Saturday, August 23, 2008

This is a photo supposedly taken outside a Wal-Mart in Alabama. See if you notice the interesting feature of this redneck tanktop:


If you haven't caught it yet, look at the bottom strap. Yes, that says "Hanes" -- it's a pair of men's underwear. Hey, cheaper than shirts!

Tuesday, August 19, 2008

China claims the bronze in the men's trampoline with easily the greatest name in Olympic history.

Tuesday, August 12, 2008

Unlike my wife, who has been glued to the television in hopes of hearing Bob Costas screw up (it's a Canadian thing, apparently), I have only intermittently been watching what I have termed the 2008 Global Ignore Human Right Violations Fest in Beijing.

I have to hand it to the Chinese, though -- they have done a wonderful job with just unlimited funds, absolute control of the people and a blind eye from the rest of the world.

A nice set-up if you can get it.

On the sporting front, I have marveled at American Michael Phelps, who has not so much raced as destroyed his competition in the pool. He's a bit cocky (okay, more than a bit), but as Dizzy Dean once said, "It ain't bragging if you can back it up."

▶ **Dataset**:

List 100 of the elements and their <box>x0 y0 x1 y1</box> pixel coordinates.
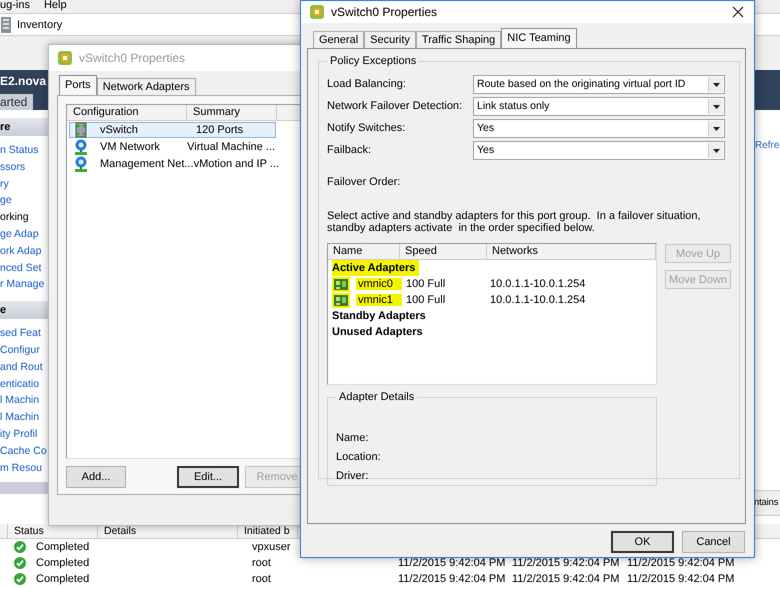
network-card-icon <box>334 278 348 290</box>
column-header: Networks <box>487 244 656 259</box>
tab[interactable]: Security <box>364 31 416 48</box>
column-header: Speed <box>400 244 487 259</box>
sidebar-link[interactable]: Cache Co <box>0 442 47 460</box>
field-label: Failback: <box>327 143 372 158</box>
table-cell-text: 11/2/2015 9:42:04 PM <box>512 573 620 585</box>
group-heading: Unused Adapters <box>332 325 424 340</box>
table-cell-text: 11/2/2015 9:42:04 PM <box>627 557 736 569</box>
dropdown[interactable]: Link status only <box>473 97 725 116</box>
table-cell: Management Net... <box>100 158 194 170</box>
dialog-button[interactable]: Edit... <box>177 466 239 488</box>
sidebar-link[interactable]: orking <box>0 209 29 226</box>
field-label: Network Failover Detection: <box>327 99 464 114</box>
instructions-text: Select active and standby adapters for this port group. In a failover situation, standby adapters activate in the order specified below. <box>327 210 702 234</box>
dropdown[interactable]: Yes <box>473 141 725 160</box>
table-cell: 10.0.1.1-10.0.1.254 <box>490 294 586 306</box>
dropdown[interactable]: Yes <box>473 119 725 138</box>
dialog-button[interactable]: OK <box>611 531 674 553</box>
table-cell: vmnic0 <box>356 278 402 290</box>
list-row[interactable]: Management Net...vMotion and IP ... <box>69 156 276 172</box>
group-heading: Active Adapters <box>332 260 420 276</box>
sidebar-link[interactable]: Configur <box>0 342 40 359</box>
caret-icon <box>712 126 720 130</box>
tab[interactable]: Network Adapters <box>96 78 196 95</box>
menu-item[interactable]: ug-ins <box>0 0 30 13</box>
header-band <box>754 70 780 110</box>
caret-icon <box>712 82 720 86</box>
window-title: vSwitch0 Properties <box>331 5 438 19</box>
column-header: Name <box>328 244 400 259</box>
check-icon <box>14 557 26 569</box>
table-cell-text: Completed <box>36 557 90 569</box>
group-title: Adapter Details <box>338 391 416 403</box>
sidebar-link[interactable]: ge <box>0 192 12 210</box>
sidebar-link[interactable]: nced Set <box>0 260 42 276</box>
table-cell: Virtual Machine ... <box>187 141 275 153</box>
app-logo-icon <box>309 4 325 20</box>
table-cell: 10.0.1.1-10.0.1.254 <box>490 278 586 290</box>
tab[interactable]: arted <box>0 94 34 110</box>
field-label: Name: <box>336 431 370 446</box>
column-header: Summary <box>187 105 277 120</box>
table-cell-text: 100 Full <box>405 278 446 290</box>
list-row[interactable]: VM Network Virtual Machine ... <box>69 139 276 155</box>
sidebar-link[interactable]: r Manage <box>0 276 44 294</box>
caret-icon <box>712 148 720 152</box>
sidebar-link[interactable]: ity Profil <box>0 426 38 443</box>
sidebar-link[interactable]: n Status <box>0 142 39 159</box>
field-label: Failover Order: <box>327 176 402 188</box>
window-title: vSwitch0 Properties <box>79 51 186 65</box>
refresh-link[interactable]: Refre <box>754 140 780 151</box>
tab[interactable]: Ports <box>59 75 97 95</box>
network-card-icon <box>334 294 348 306</box>
sidebar-link[interactable]: ry <box>0 176 9 192</box>
sidebar-link[interactable]: ork Adap <box>0 242 42 260</box>
table-cell: vmnic1 <box>356 294 402 306</box>
table-cell-text: vpxuser <box>252 541 292 553</box>
table-cell-text: 11/2/2015 9:42:04 PM <box>512 557 620 569</box>
sidebar-link[interactable]: sed Feat <box>0 325 41 342</box>
table-cell-text: root <box>252 557 272 569</box>
sidebar-link[interactable]: l Machin <box>0 409 40 426</box>
close-icon[interactable] <box>732 6 744 18</box>
table-cell-text: 11/2/2015 9:42:04 PM <box>627 573 736 585</box>
menu-item[interactable]: Help <box>44 0 67 13</box>
field-label: Driver: <box>336 469 370 484</box>
sidebar-link[interactable]: enticatio <box>0 376 40 392</box>
table-cell-text: 11/2/2015 9:42:04 PM <box>398 573 506 585</box>
table-cell-text: root <box>252 573 272 585</box>
app-logo-icon <box>57 50 73 66</box>
table-cell-text: 100 Full <box>405 294 446 306</box>
dropdown[interactable]: Route based on the originating virtual port ID <box>473 75 725 94</box>
table-cell-text: Completed <box>36 573 90 585</box>
tab[interactable]: NIC Teaming <box>501 28 577 48</box>
field-label: Notify Switches: <box>327 121 406 136</box>
sidebar-link[interactable]: and Rout <box>0 358 43 376</box>
dialog-button[interactable]: Cancel <box>682 531 745 553</box>
server-icon <box>1 16 11 32</box>
column-header: Configuration <box>67 105 187 120</box>
table-cell-text: VM Network <box>100 141 161 153</box>
check-icon <box>14 541 26 553</box>
table-cell-text: Completed <box>36 541 90 553</box>
dialog-button[interactable]: Add... <box>66 466 126 488</box>
switch-icon <box>74 122 88 138</box>
sidebar-link[interactable]: ge Adap <box>0 226 39 243</box>
sidebar-link[interactable]: ssors <box>0 158 26 176</box>
list-row[interactable]: vSwitch 120 Ports <box>69 122 276 138</box>
check-icon <box>14 573 26 585</box>
table-cell: 120 Ports <box>196 124 244 136</box>
caret-icon <box>712 104 720 108</box>
tab[interactable]: General <box>313 31 364 48</box>
breadcrumb[interactable]: Inventory <box>17 18 62 30</box>
tab[interactable]: Traffic Shaping <box>416 31 502 48</box>
sidebar-link[interactable]: l Machin <box>0 392 40 410</box>
table-cell-text: 11/2/2015 9:42:04 PM <box>398 557 506 569</box>
table-cell: vMotion and IP ... <box>194 158 279 170</box>
globe-icon <box>74 156 88 172</box>
sidebar-link[interactable]: m Resou <box>0 460 42 476</box>
globe-icon <box>74 139 88 155</box>
group-title: Policy Exceptions <box>329 55 418 67</box>
group-heading: Standby Adapters <box>332 309 427 324</box>
field-label: Location: <box>336 450 382 465</box>
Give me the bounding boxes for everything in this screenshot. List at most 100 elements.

▶ **What to do**: Write the next part of the dated blog posts, starting right after the Dizzy Dean quote "It ain't bragging if you can back it up."

▶ **Output**:
What I don't grasp is the 400-metre individual medley. Why on earth are people still doing the breaststroke, the backstroke and the butterfly? Isn't the point to go as fast as possible?

I mean, does anyone fall out of a boat and think, "Oh my God, I'll have to swim for it!" -- and then starting breaststroking madly?

I would liken it to putting Tyson Gay and the fastest men in the world on a track and then having a 400-metre race where the first 100 metres you skipped, the second 100 you ran backwards, the third 100 you crabwalked and finally got up and ran like hell for the final 100 metres.

Does that make sense?

I'll check in again in a day or two, or after I've had my fill of the NBC commentators trying to make men's basketball not seem like the ridiculous cakewake it will be.

Other notes:

* There's something fascinating about badminton. I think it has to do with how slowly the shuttlecock travels despite the tremendous amount of energy put into to smashing it back and forth. Nearly every shot is reachable, which translates into long rallies -- something I sorely miss in tennis.
* There's also something fascinating about the uniforms worn by female beach volleyball players, but I probably shouldn't discuss it any further.
* I rooted for the Chinese in the men's team gymnastics Monday night. I think collectively they might be the greatest group of athletes in the world, and not just because they seem to be able to withstand banging their junk on various pieces of equipment for long stretches at a time.
* What the hell is wrong with people in Cialis commercials? Does having an erection also make you monumentally stupid (don't answer that, ladies)?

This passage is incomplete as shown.